=== Available records ===
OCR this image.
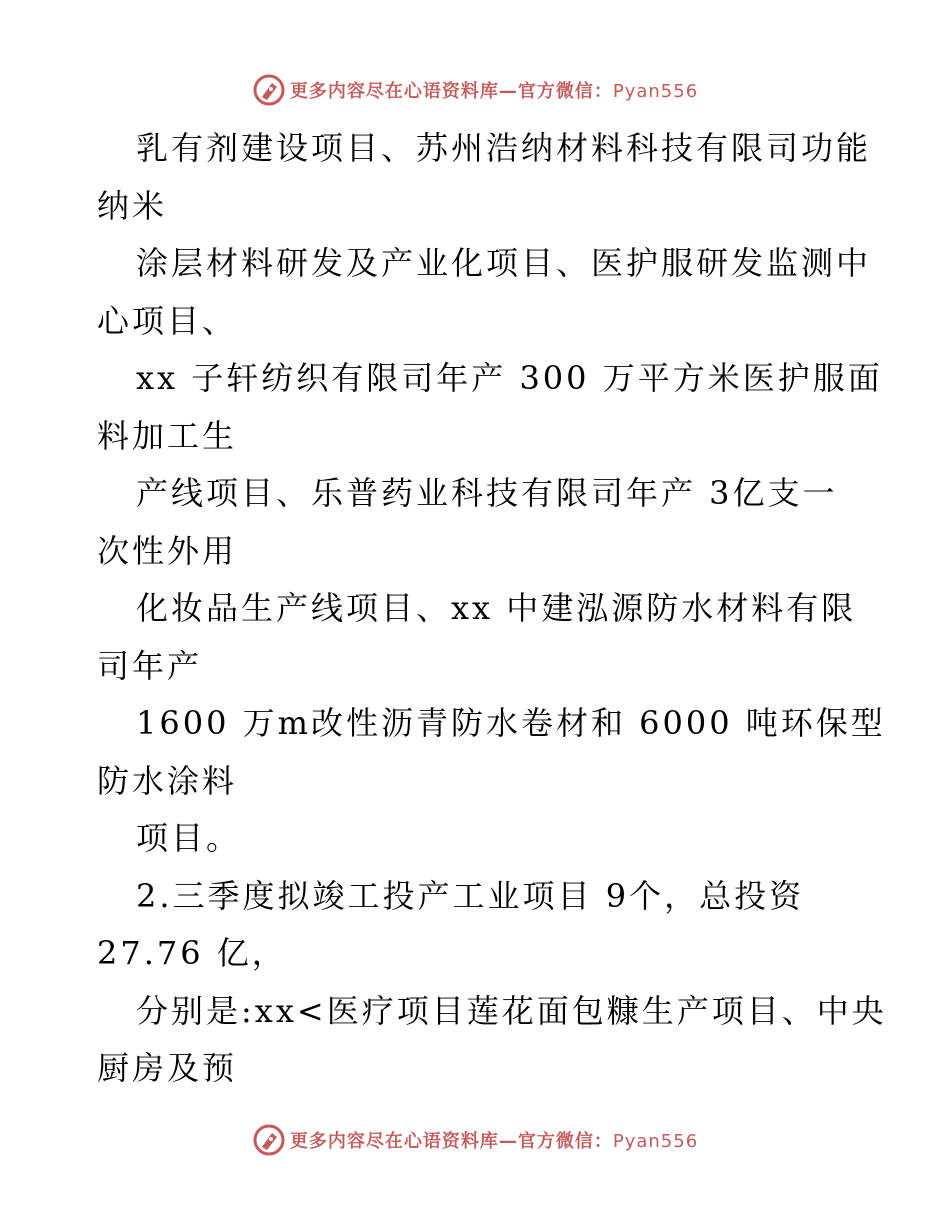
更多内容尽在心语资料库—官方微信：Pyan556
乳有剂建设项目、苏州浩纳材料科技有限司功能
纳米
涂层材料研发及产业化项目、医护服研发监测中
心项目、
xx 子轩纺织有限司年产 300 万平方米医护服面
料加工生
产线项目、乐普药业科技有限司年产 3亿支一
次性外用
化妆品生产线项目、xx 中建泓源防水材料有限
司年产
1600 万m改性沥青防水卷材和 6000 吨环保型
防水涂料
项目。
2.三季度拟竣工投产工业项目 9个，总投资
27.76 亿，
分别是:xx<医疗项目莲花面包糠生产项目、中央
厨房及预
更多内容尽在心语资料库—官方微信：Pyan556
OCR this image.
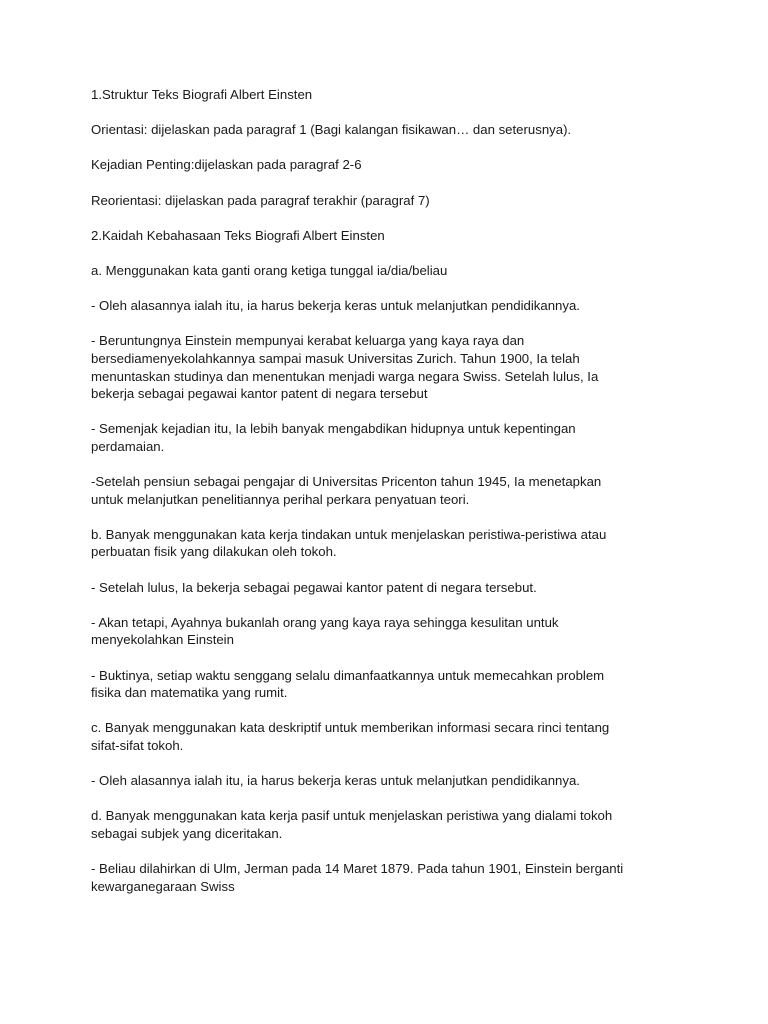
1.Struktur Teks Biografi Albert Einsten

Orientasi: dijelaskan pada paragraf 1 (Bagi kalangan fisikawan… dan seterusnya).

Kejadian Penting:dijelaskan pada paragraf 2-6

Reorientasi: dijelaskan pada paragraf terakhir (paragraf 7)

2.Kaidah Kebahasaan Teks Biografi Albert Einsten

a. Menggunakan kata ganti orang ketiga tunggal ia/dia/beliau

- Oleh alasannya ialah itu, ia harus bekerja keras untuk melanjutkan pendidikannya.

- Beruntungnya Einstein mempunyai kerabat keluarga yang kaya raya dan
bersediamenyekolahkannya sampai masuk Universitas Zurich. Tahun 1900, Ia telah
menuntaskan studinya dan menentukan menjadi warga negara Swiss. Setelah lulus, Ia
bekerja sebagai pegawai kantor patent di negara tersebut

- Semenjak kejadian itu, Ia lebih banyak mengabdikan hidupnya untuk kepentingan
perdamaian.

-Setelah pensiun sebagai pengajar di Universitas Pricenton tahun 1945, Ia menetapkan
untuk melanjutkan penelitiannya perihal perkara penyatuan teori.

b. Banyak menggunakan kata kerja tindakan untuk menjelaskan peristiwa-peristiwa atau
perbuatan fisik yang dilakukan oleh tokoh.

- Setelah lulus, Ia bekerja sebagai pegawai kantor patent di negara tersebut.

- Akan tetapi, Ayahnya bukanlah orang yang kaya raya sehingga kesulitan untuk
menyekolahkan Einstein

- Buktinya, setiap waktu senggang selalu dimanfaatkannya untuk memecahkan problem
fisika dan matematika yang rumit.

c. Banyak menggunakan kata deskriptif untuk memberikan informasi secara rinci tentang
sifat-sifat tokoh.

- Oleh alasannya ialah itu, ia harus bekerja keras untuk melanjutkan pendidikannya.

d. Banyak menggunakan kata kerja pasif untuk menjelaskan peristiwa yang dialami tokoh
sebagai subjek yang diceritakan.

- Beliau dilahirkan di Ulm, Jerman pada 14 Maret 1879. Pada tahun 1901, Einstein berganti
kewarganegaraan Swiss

=== Stated problem ===
Find the word "kaya" in the entries above and gather every line that holds it.

=== Complete response ===
- Beruntungnya Einstein mempunyai kerabat keluarga yang kaya raya dan
- Akan tetapi, Ayahnya bukanlah orang yang kaya raya sehingga kesulitan untuk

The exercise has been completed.